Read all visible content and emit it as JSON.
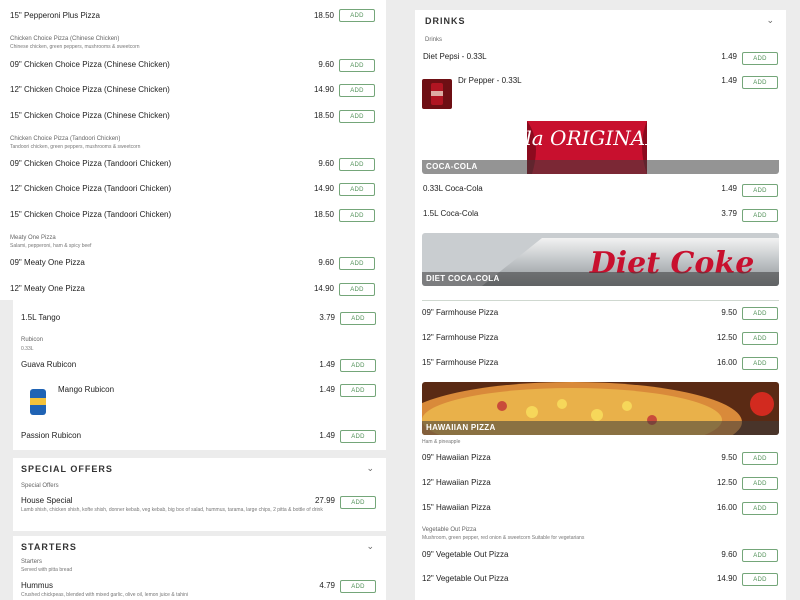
{
  "tl": {
    "items": [
      {
        "name": "15\" Pepperoni Plus Pizza",
        "price": "18.50"
      },
      {
        "name": "09\" Chicken Choice Pizza (Chinese Chicken)",
        "price": "9.60"
      },
      {
        "name": "12\" Chicken Choice Pizza (Chinese Chicken)",
        "price": "14.90"
      },
      {
        "name": "15\" Chicken Choice Pizza (Chinese Chicken)",
        "price": "18.50"
      },
      {
        "name": "09\" Chicken Choice Pizza (Tandoori Chicken)",
        "price": "9.60"
      },
      {
        "name": "12\" Chicken Choice Pizza (Tandoori Chicken)",
        "price": "14.90"
      },
      {
        "name": "15\" Chicken Choice Pizza (Tandoori Chicken)",
        "price": "18.50"
      },
      {
        "name": "09\" Meaty One Pizza",
        "price": "9.60"
      },
      {
        "name": "12\" Meaty One Pizza",
        "price": "14.90"
      }
    ],
    "cats": [
      {
        "title": "Chicken Choice Pizza (Chinese Chicken)",
        "desc": "Chinese chicken, green peppers, mushrooms & sweetcorn"
      },
      {
        "title": "Chicken Choice Pizza (Tandoori Chicken)",
        "desc": "Tandoori chicken, green peppers, mushrooms & sweetcorn"
      },
      {
        "title": "Meaty One Pizza",
        "desc": "Salami, pepperoni, ham & spicy beef"
      }
    ]
  },
  "tr": {
    "section_title": "DRINKS",
    "subtitle": "Drinks",
    "items": [
      {
        "name": "Diet Pepsi - 0.33L",
        "price": "1.49"
      },
      {
        "name": "Dr Pepper - 0.33L",
        "price": "1.49"
      },
      {
        "name": "0.33L Coca-Cola",
        "price": "1.49"
      },
      {
        "name": "1.5L Coca-Cola",
        "price": "3.79"
      }
    ],
    "banners": [
      {
        "label": "COCA-COLA",
        "image_text": "Coca-Cola ORIGINAL TASTE"
      },
      {
        "label": "DIET COCA-COLA",
        "image_text": "Diet Coke"
      }
    ]
  },
  "bl": {
    "items": [
      {
        "name": "1.5L Tango",
        "price": "3.79"
      },
      {
        "name": "Guava Rubicon",
        "price": "1.49"
      },
      {
        "name": "Mango Rubicon",
        "price": "1.49"
      },
      {
        "name": "Passion Rubicon",
        "price": "1.49"
      }
    ],
    "rubicon": {
      "title": "Rubicon",
      "desc": "0.33L"
    },
    "special": {
      "title": "SPECIAL OFFERS",
      "subtitle": "Special Offers",
      "item": {
        "name": "House Special",
        "price": "27.99",
        "desc": "Lamb shish, chicken shish, kofte shish, donner kebab, veg kebab, big box of salad, hummus, tarama, large chips, 2 pitta & bottle of drink"
      }
    },
    "starters": {
      "title": "STARTERS",
      "subtitle": "Starters",
      "subdesc": "Served with pitta bread",
      "item": {
        "name": "Hummus",
        "price": "4.79",
        "desc": "Crushed chickpeas, blended with mixed garlic, olive oil, lemon juice & tahini"
      }
    }
  },
  "br": {
    "items": [
      {
        "name": "09\" Farmhouse Pizza",
        "price": "9.50"
      },
      {
        "name": "12\" Farmhouse Pizza",
        "price": "12.50"
      },
      {
        "name": "15\" Farmhouse Pizza",
        "price": "16.00"
      },
      {
        "name": "09\" Hawaiian Pizza",
        "price": "9.50"
      },
      {
        "name": "12\" Hawaiian Pizza",
        "price": "12.50"
      },
      {
        "name": "15\" Hawaiian Pizza",
        "price": "16.00"
      },
      {
        "name": "09\" Vegetable Out Pizza",
        "price": "9.60"
      },
      {
        "name": "12\" Vegetable Out Pizza",
        "price": "14.90"
      }
    ],
    "hawaiian_banner": "HAWAIIAN PIZZA",
    "hawaiian_desc": "Ham & pineapple",
    "veg": {
      "title": "Vegetable Out Pizza",
      "desc": "Mushroom, green pepper, red onion & sweetcorn Suitable for vegetarians"
    }
  },
  "add_label": "ADD",
  "chevron": "⌄",
  "colors": {
    "accent": "#4e8f55",
    "coke_red": "#c8102e"
  }
}
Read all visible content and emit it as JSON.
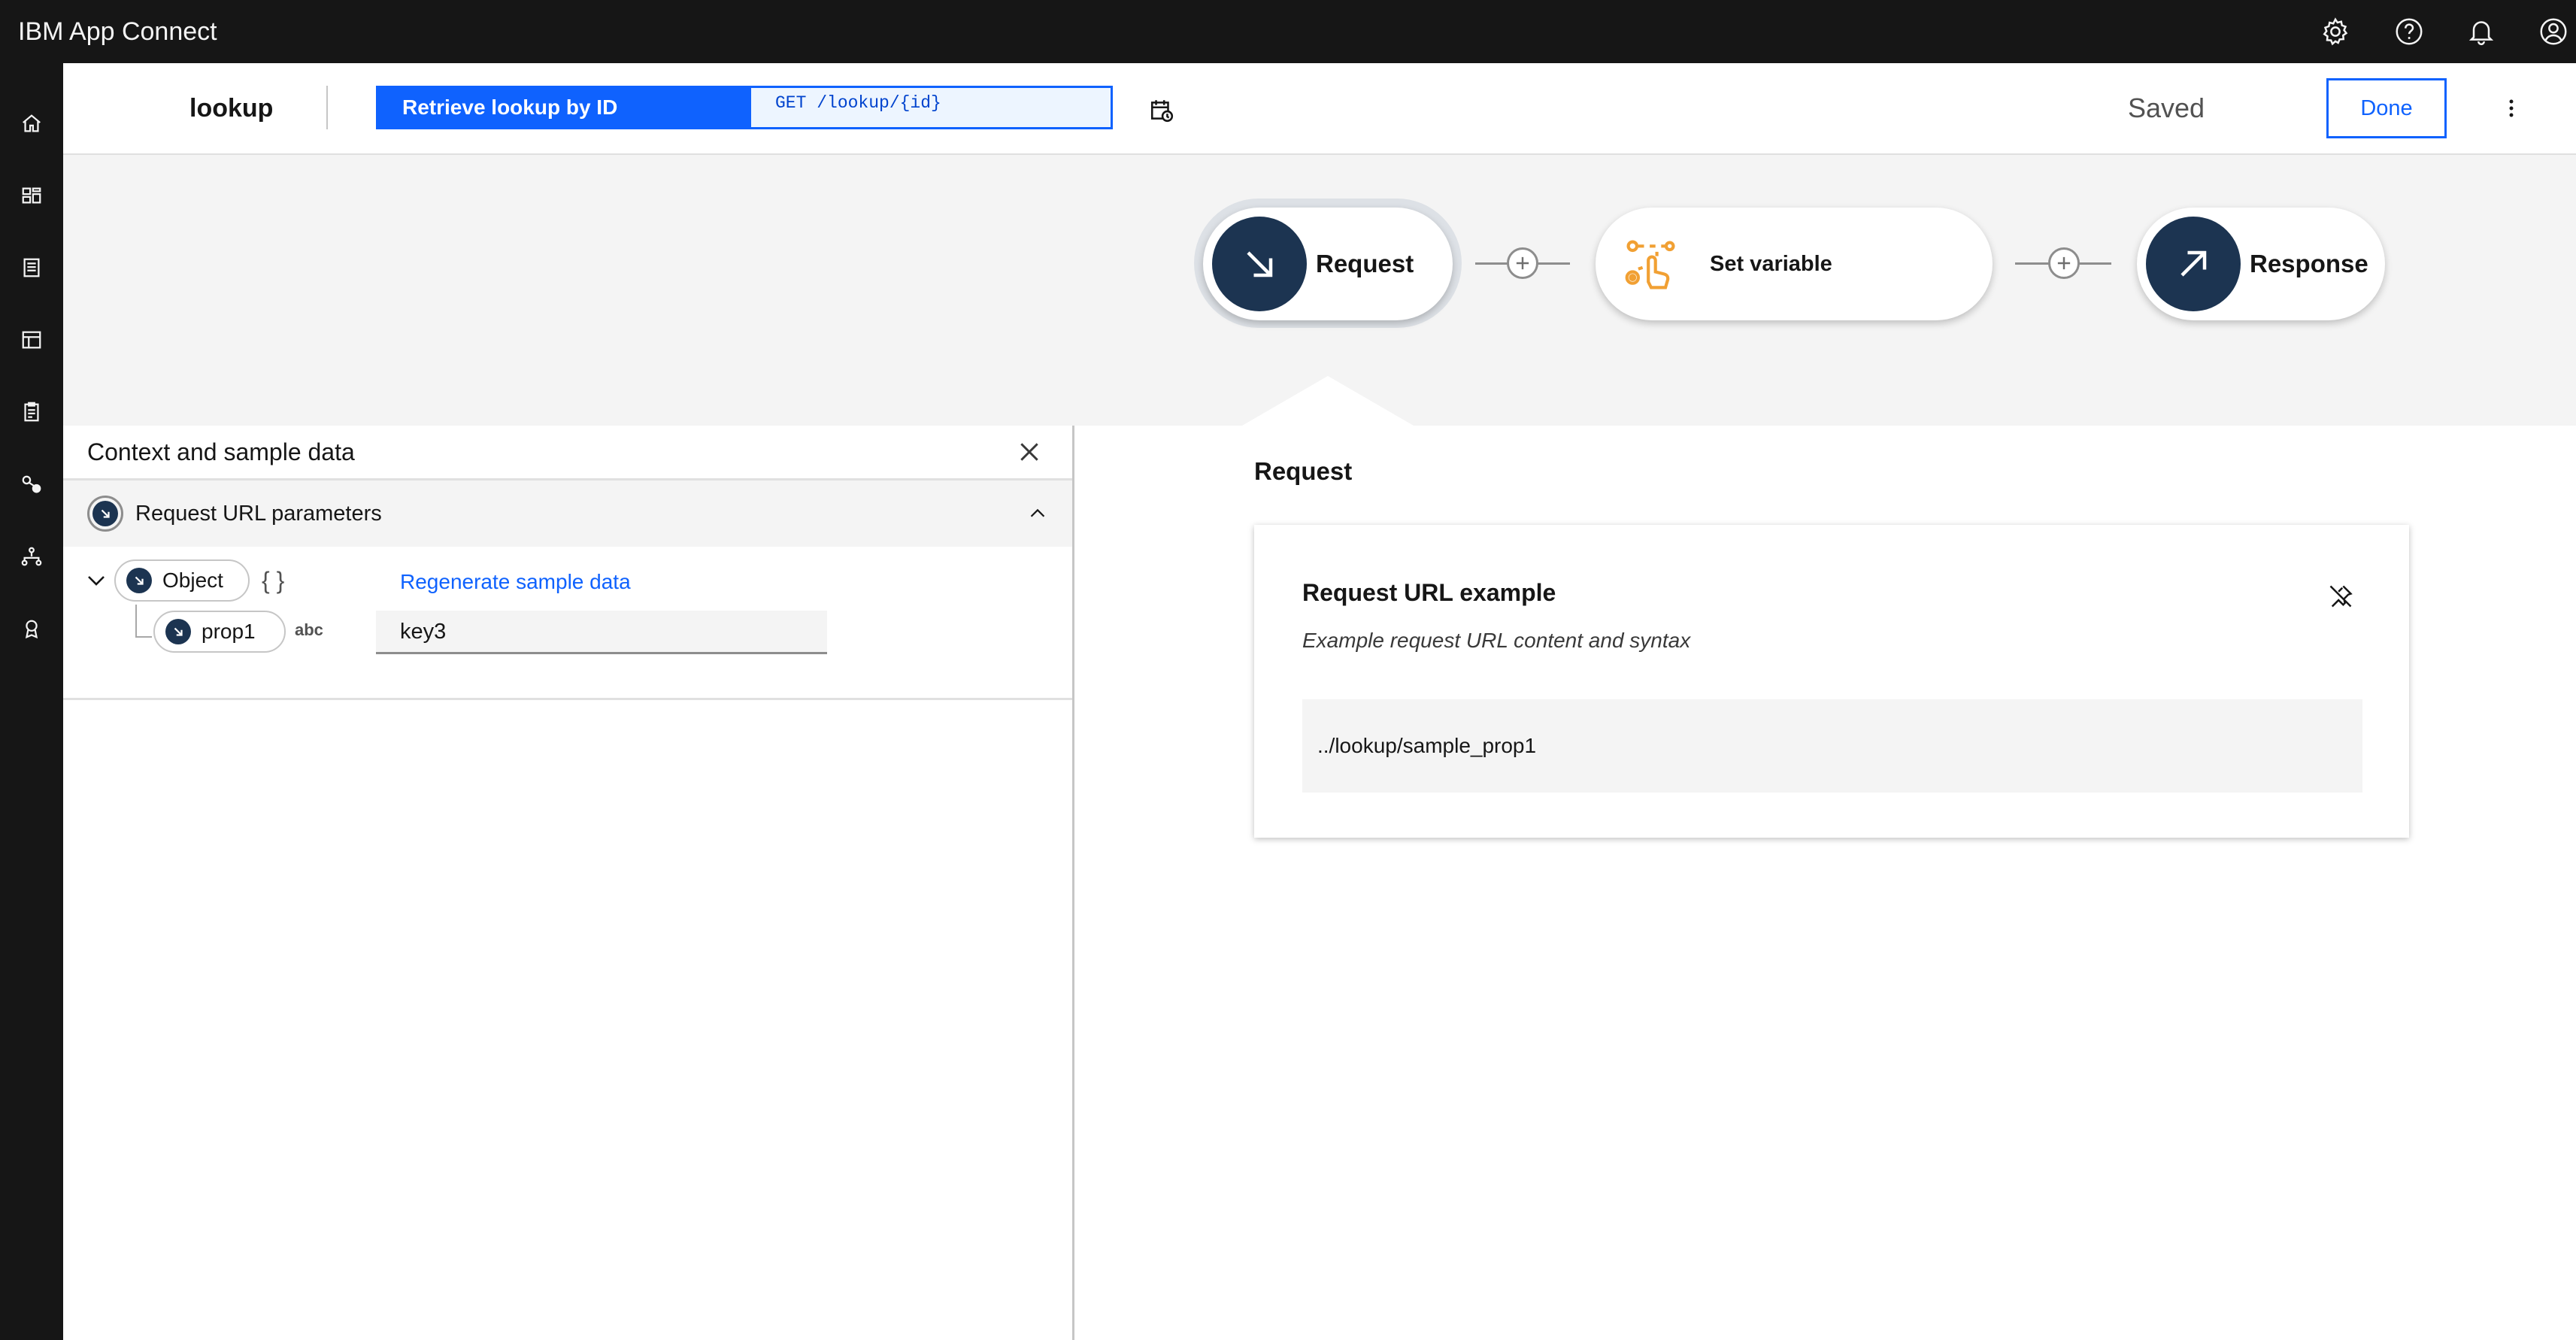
{
  "app": {
    "title": "IBM App Connect"
  },
  "header_icons": [
    "settings-icon",
    "help-icon",
    "notification-icon",
    "user-avatar-icon"
  ],
  "left_nav": [
    "home-icon",
    "dashboard-icon",
    "catalog-icon",
    "templates-icon",
    "logs-icon",
    "connectors-icon",
    "flows-icon",
    "learning-icon"
  ],
  "toolbar": {
    "flow_name": "lookup",
    "operation_label": "Retrieve lookup by ID",
    "operation_path": "GET /lookup/{id}",
    "status": "Saved",
    "done_label": "Done"
  },
  "flow": {
    "nodes": [
      {
        "label": "Request",
        "icon": "arrow-down-right-icon"
      },
      {
        "label": "Set variable",
        "icon": "set-variable-icon"
      },
      {
        "label": "Response",
        "icon": "arrow-up-right-icon"
      }
    ]
  },
  "context_panel": {
    "title": "Context and sample data",
    "section_title": "Request URL parameters",
    "root_label": "Object",
    "root_type": "{ }",
    "regenerate_label": "Regenerate sample data",
    "field_name": "prop1",
    "field_type": "abc",
    "field_value": "key3"
  },
  "detail": {
    "heading": "Request",
    "card_title": "Request URL example",
    "card_subtitle": "Example request URL content and syntax",
    "example_url": "../lookup/sample_prop1"
  },
  "colors": {
    "header_bg": "#161616",
    "primary": "#0f62fe",
    "node_dark": "#1c3451",
    "accent_orange": "#f1a033",
    "canvas_bg": "#f4f4f4"
  }
}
------------------------------------
PROBLEM REQUIREMENTS => Your task is to reproduce all of the material exactly. The pictures stay out.

EXERCISE ANSWER =>
Read all visible content and emit it as JSON.
{
  "tl": {
    "items": [
      {
        "name": "15\" Pepperoni Plus Pizza",
        "price": "18.50"
      },
      {
        "name": "09\" Chicken Choice Pizza (Chinese Chicken)",
        "price": "9.60"
      },
      {
        "name": "12\" Chicken Choice Pizza (Chinese Chicken)",
        "price": "14.90"
      },
      {
        "name": "15\" Chicken Choice Pizza (Chinese Chicken)",
        "price": "18.50"
      },
      {
        "name": "09\" Chicken Choice Pizza (Tandoori Chicken)",
        "price": "9.60"
      },
      {
        "name": "12\" Chicken Choice Pizza (Tandoori Chicken)",
        "price": "14.90"
      },
      {
        "name": "15\" Chicken Choice Pizza (Tandoori Chicken)",
        "price": "18.50"
      },
      {
        "name": "09\" Meaty One Pizza",
        "price": "9.60"
      },
      {
        "name": "12\" Meaty One Pizza",
        "price": "14.90"
      }
    ],
    "cats": [
      {
        "title": "Chicken Choice Pizza (Chinese Chicken)",
        "desc": "Chinese chicken, green peppers, mushrooms & sweetcorn"
      },
      {
        "title": "Chicken Choice Pizza (Tandoori Chicken)",
        "desc": "Tandoori chicken, green peppers, mushrooms & sweetcorn"
      },
      {
        "title": "Meaty One Pizza",
        "desc": "Salami, pepperoni, ham & spicy beef"
      }
    ]
  },
  "tr": {
    "section_title": "DRINKS",
    "subtitle": "Drinks",
    "items": [
      {
        "name": "Diet Pepsi - 0.33L",
        "price": "1.49"
      },
      {
        "name": "Dr Pepper - 0.33L",
        "price": "1.49"
      },
      {
        "name": "0.33L Coca-Cola",
        "price": "1.49"
      },
      {
        "name": "1.5L Coca-Cola",
        "price": "3.79"
      }
    ],
    "banners": [
      {
        "label": "COCA-COLA",
        "image_text": "Coca-Cola ORIGINAL TASTE"
      },
      {
        "label": "DIET COCA-COLA",
        "image_text": "Diet Coke"
      }
    ]
  },
  "bl": {
    "items": [
      {
        "name": "1.5L Tango",
        "price": "3.79"
      },
      {
        "name": "Guava Rubicon",
        "price": "1.49"
      },
      {
        "name": "Mango Rubicon",
        "price": "1.49"
      },
      {
        "name": "Passion Rubicon",
        "price": "1.49"
      }
    ],
    "rubicon": {
      "title": "Rubicon",
      "desc": "0.33L"
    },
    "special": {
      "title": "SPECIAL OFFERS",
      "subtitle": "Special Offers",
      "item": {
        "name": "House Special",
        "price": "27.99",
        "desc": "Lamb shish, chicken shish, kofte shish, donner kebab, veg kebab, big box of salad, hummus, tarama, large chips, 2 pitta & bottle of drink"
      }
    },
    "starters": {
      "title": "STARTERS",
      "subtitle": "Starters",
      "subdesc": "Served with pitta bread",
      "item": {
        "name": "Hummus",
        "price": "4.79",
        "desc": "Crushed chickpeas, blended with mixed garlic, olive oil, lemon juice & tahini"
      }
    }
  },
  "br": {
    "items": [
      {
        "name": "09\" Farmhouse Pizza",
        "price": "9.50"
      },
      {
        "name": "12\" Farmhouse Pizza",
        "price": "12.50"
      },
      {
        "name": "15\" Farmhouse Pizza",
        "price": "16.00"
      },
      {
        "name": "09\" Hawaiian Pizza",
        "price": "9.50"
      },
      {
        "name": "12\" Hawaiian Pizza",
        "price": "12.50"
      },
      {
        "name": "15\" Hawaiian Pizza",
        "price": "16.00"
      },
      {
        "name": "09\" Vegetable Out Pizza",
        "price": "9.60"
      },
      {
        "name": "12\" Vegetable Out Pizza",
        "price": "14.90"
      }
    ],
    "hawaiian_banner": "HAWAIIAN PIZZA",
    "hawaiian_desc": "Ham & pineapple",
    "veg": {
      "title": "Vegetable Out Pizza",
      "desc": "Mushroom, green pepper, red onion & sweetcorn Suitable for vegetarians"
    }
  },
  "add_label": "ADD",
  "chevron": "⌄",
  "colors": {
    "accent": "#4e8f55",
    "coke_red": "#c8102e"
  }
}
Read all visible content and emit it as JSON.
{
  "app": {
    "title": "IBM App Connect"
  },
  "header_icons": [
    "settings-icon",
    "help-icon",
    "notification-icon",
    "user-avatar-icon"
  ],
  "left_nav": [
    "home-icon",
    "dashboard-icon",
    "catalog-icon",
    "templates-icon",
    "logs-icon",
    "connectors-icon",
    "flows-icon",
    "learning-icon"
  ],
  "toolbar": {
    "flow_name": "lookup",
    "operation_label": "Retrieve lookup by ID",
    "operation_path": "GET /lookup/{id}",
    "status": "Saved",
    "done_label": "Done"
  },
  "flow": {
    "nodes": [
      {
        "label": "Request",
        "icon": "arrow-down-right-icon"
      },
      {
        "label": "Set variable",
        "icon": "set-variable-icon"
      },
      {
        "label": "Response",
        "icon": "arrow-up-right-icon"
      }
    ]
  },
  "context_panel": {
    "title": "Context and sample data",
    "section_title": "Request URL parameters",
    "root_label": "Object",
    "root_type": "{ }",
    "regenerate_label": "Regenerate sample data",
    "field_name": "prop1",
    "field_type": "abc",
    "field_value": "key3"
  },
  "detail": {
    "heading": "Request",
    "card_title": "Request URL example",
    "card_subtitle": "Example request URL content and syntax",
    "example_url": "../lookup/sample_prop1"
  },
  "colors": {
    "header_bg": "#161616",
    "primary": "#0f62fe",
    "node_dark": "#1c3451",
    "accent_orange": "#f1a033",
    "canvas_bg": "#f4f4f4"
  }
}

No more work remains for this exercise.